Material to process: Begin

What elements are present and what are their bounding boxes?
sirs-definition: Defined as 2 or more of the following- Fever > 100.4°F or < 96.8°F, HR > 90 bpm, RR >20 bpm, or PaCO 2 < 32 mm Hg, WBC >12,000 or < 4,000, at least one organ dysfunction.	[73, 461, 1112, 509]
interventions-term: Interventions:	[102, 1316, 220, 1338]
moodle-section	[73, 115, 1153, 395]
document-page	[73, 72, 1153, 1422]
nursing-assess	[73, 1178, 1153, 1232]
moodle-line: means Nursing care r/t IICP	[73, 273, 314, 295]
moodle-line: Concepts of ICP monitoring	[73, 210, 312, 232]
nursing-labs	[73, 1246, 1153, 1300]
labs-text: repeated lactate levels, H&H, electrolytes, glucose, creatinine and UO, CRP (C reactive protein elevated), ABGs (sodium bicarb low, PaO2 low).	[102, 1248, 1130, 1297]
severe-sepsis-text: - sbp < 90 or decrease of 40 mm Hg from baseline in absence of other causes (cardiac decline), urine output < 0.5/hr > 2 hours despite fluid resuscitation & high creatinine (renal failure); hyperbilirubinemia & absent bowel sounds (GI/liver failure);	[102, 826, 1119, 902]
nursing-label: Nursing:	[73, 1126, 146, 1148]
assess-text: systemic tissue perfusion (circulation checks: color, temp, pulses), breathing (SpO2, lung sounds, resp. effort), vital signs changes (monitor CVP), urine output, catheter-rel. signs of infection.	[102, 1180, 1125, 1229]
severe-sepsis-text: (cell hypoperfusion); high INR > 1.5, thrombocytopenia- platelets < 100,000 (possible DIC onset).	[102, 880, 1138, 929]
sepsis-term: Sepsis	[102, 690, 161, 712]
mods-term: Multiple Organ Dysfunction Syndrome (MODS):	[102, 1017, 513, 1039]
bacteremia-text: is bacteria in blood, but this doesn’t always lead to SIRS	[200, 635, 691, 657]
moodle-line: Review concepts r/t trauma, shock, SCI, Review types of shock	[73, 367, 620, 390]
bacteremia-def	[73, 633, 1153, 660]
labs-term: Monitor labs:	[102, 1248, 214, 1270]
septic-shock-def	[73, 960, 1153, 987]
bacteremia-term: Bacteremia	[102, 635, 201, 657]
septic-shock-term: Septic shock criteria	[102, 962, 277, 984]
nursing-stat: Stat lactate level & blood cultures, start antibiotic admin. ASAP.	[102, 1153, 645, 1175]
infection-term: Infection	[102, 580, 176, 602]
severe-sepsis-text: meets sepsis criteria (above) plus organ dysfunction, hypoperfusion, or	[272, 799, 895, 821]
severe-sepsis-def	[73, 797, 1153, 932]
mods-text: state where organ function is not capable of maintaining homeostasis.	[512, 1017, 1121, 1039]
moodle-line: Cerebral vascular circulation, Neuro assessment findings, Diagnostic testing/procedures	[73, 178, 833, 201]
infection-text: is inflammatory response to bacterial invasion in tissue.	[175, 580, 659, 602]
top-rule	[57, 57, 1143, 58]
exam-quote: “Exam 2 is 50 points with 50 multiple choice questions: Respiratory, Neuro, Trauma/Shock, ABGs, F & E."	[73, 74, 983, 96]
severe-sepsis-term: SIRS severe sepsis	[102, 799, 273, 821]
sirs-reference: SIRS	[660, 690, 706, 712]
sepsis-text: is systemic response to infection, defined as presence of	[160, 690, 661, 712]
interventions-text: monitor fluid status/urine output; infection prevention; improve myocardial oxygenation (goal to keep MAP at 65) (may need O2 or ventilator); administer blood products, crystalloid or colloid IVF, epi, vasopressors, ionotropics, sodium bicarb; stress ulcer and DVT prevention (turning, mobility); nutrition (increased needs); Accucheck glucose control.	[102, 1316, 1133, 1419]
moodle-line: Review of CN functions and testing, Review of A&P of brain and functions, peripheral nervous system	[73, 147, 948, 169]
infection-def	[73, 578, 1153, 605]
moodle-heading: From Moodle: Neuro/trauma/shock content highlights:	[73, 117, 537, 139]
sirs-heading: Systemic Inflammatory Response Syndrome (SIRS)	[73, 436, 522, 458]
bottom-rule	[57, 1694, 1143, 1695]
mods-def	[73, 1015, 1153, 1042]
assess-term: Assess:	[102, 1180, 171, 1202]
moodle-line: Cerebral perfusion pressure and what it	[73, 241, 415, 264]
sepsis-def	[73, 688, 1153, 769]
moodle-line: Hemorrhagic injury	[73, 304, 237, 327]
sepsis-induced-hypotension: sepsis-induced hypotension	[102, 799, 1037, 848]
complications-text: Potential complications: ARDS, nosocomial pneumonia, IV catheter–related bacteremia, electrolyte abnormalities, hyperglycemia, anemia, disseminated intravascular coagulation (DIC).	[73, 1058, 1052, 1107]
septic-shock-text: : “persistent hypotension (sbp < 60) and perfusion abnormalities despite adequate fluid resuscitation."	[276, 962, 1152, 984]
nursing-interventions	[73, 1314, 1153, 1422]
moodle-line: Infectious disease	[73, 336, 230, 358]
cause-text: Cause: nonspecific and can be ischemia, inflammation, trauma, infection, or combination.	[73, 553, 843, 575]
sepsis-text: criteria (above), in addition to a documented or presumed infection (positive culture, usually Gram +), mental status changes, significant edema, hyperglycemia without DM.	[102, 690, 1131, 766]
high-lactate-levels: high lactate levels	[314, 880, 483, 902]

Material to process: End

Instructions for the task -
Report each line in the data above that holds the word "sounds" by copying it.

Answer box -
severe-sepsis-text: - sbp < 90 or decrease of 40 mm Hg from baseline in absence of other causes (cardiac decline), urine output < 0.5/hr > 2 hours despite fluid resuscitation & high creatinine (renal failure); hyperbilirubinemia & absent bowel sounds (GI/liver failure);	[102, 826, 1119, 902]
assess-text: systemic tissue perfusion (circulation checks: color, temp, pulses), breathing (SpO2, lung sounds, resp. effort), vital signs changes (monitor CVP), urine output, catheter-rel. signs of infection.	[102, 1180, 1125, 1229]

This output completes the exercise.